Task instructions: Could you rewrite the records below with "legend-swatch" swapped for "legend-marker" wherever it occurs, leaving every other part unchanged?

Collected data entries
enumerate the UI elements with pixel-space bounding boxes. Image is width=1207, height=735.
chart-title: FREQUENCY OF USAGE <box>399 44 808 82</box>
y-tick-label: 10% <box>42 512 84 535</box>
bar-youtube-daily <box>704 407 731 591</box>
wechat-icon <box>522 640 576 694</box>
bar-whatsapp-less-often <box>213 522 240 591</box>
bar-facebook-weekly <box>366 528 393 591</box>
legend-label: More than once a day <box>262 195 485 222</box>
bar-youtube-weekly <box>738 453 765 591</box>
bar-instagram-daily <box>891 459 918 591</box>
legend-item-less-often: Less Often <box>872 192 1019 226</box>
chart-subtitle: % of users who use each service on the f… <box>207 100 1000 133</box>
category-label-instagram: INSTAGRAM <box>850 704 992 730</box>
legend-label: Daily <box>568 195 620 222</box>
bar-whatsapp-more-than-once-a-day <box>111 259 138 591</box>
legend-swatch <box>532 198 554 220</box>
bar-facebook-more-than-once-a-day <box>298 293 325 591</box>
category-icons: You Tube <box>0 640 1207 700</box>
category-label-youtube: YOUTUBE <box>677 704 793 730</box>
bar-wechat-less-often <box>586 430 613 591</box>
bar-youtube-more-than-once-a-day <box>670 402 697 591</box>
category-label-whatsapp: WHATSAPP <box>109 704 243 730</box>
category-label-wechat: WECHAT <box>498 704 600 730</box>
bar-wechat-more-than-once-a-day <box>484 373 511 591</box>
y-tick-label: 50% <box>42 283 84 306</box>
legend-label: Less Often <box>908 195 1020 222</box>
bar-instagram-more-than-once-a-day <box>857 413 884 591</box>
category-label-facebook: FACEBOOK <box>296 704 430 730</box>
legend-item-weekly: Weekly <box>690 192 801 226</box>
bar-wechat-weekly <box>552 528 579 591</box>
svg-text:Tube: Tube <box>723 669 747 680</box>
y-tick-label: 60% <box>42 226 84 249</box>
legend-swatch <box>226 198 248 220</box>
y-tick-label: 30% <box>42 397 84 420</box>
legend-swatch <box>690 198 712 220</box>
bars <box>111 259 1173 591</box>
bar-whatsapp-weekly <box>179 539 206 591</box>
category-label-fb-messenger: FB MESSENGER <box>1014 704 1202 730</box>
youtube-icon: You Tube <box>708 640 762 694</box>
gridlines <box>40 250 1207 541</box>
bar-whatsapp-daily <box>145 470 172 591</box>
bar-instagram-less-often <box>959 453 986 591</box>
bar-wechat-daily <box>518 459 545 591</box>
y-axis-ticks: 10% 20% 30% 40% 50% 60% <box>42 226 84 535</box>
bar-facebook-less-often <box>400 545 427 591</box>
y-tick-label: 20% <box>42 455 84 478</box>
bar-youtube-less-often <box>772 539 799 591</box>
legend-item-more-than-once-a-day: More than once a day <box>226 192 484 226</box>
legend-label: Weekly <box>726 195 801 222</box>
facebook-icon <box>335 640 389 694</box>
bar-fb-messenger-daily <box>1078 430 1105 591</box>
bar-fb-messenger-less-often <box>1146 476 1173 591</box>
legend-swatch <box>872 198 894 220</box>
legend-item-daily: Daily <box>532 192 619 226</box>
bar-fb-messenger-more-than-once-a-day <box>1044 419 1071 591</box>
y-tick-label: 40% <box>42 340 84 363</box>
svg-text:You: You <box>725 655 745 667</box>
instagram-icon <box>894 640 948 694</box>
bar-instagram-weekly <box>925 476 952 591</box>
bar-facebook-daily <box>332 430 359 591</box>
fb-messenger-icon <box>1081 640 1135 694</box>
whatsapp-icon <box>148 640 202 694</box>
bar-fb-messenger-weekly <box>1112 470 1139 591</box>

Final result:
enumerate the UI elements with pixel-space bounding boxes. Image is width=1207, height=735.
chart-title: FREQUENCY OF USAGE <box>399 44 808 82</box>
y-tick-label: 10% <box>42 512 84 535</box>
bar-youtube-daily <box>704 407 731 591</box>
wechat-icon <box>522 640 576 694</box>
bar-whatsapp-less-often <box>213 522 240 591</box>
bar-facebook-weekly <box>366 528 393 591</box>
legend-label: More than once a day <box>262 195 485 222</box>
bar-youtube-weekly <box>738 453 765 591</box>
bar-instagram-daily <box>891 459 918 591</box>
legend-item-less-often: Less Often <box>872 192 1019 226</box>
chart-subtitle: % of users who use each service on the f… <box>207 100 1000 133</box>
category-label-instagram: INSTAGRAM <box>850 704 992 730</box>
legend-label: Daily <box>568 195 620 222</box>
bar-whatsapp-more-than-once-a-day <box>111 259 138 591</box>
legend-marker <box>532 198 554 220</box>
bar-facebook-more-than-once-a-day <box>298 293 325 591</box>
category-icons: You Tube <box>0 640 1207 700</box>
category-label-youtube: YOUTUBE <box>677 704 793 730</box>
bar-wechat-less-often <box>586 430 613 591</box>
bar-youtube-more-than-once-a-day <box>670 402 697 591</box>
category-label-whatsapp: WHATSAPP <box>109 704 243 730</box>
category-label-wechat: WECHAT <box>498 704 600 730</box>
bar-wechat-more-than-once-a-day <box>484 373 511 591</box>
y-tick-label: 50% <box>42 283 84 306</box>
legend-label: Less Often <box>908 195 1020 222</box>
bar-instagram-more-than-once-a-day <box>857 413 884 591</box>
category-label-facebook: FACEBOOK <box>296 704 430 730</box>
legend-item-weekly: Weekly <box>690 192 801 226</box>
bar-wechat-weekly <box>552 528 579 591</box>
svg-text:Tube: Tube <box>723 669 747 680</box>
y-tick-label: 60% <box>42 226 84 249</box>
legend-marker <box>226 198 248 220</box>
y-tick-label: 30% <box>42 397 84 420</box>
legend-marker <box>690 198 712 220</box>
bars <box>111 259 1173 591</box>
bar-whatsapp-weekly <box>179 539 206 591</box>
category-label-fb-messenger: FB MESSENGER <box>1014 704 1202 730</box>
youtube-icon: You Tube <box>708 640 762 694</box>
gridlines <box>40 250 1207 541</box>
bar-whatsapp-daily <box>145 470 172 591</box>
bar-instagram-less-often <box>959 453 986 591</box>
bar-wechat-daily <box>518 459 545 591</box>
y-axis-ticks: 10% 20% 30% 40% 50% 60% <box>42 226 84 535</box>
bar-facebook-less-often <box>400 545 427 591</box>
y-tick-label: 20% <box>42 455 84 478</box>
bar-youtube-less-often <box>772 539 799 591</box>
legend-item-more-than-once-a-day: More than once a day <box>226 192 484 226</box>
legend-label: Weekly <box>726 195 801 222</box>
facebook-icon <box>335 640 389 694</box>
bar-fb-messenger-daily <box>1078 430 1105 591</box>
bar-fb-messenger-less-often <box>1146 476 1173 591</box>
legend-marker <box>872 198 894 220</box>
legend-item-daily: Daily <box>532 192 619 226</box>
bar-fb-messenger-more-than-once-a-day <box>1044 419 1071 591</box>
y-tick-label: 40% <box>42 340 84 363</box>
svg-text:You: You <box>725 655 745 667</box>
instagram-icon <box>894 640 948 694</box>
bar-instagram-weekly <box>925 476 952 591</box>
bar-facebook-daily <box>332 430 359 591</box>
fb-messenger-icon <box>1081 640 1135 694</box>
whatsapp-icon <box>148 640 202 694</box>
bar-fb-messenger-weekly <box>1112 470 1139 591</box>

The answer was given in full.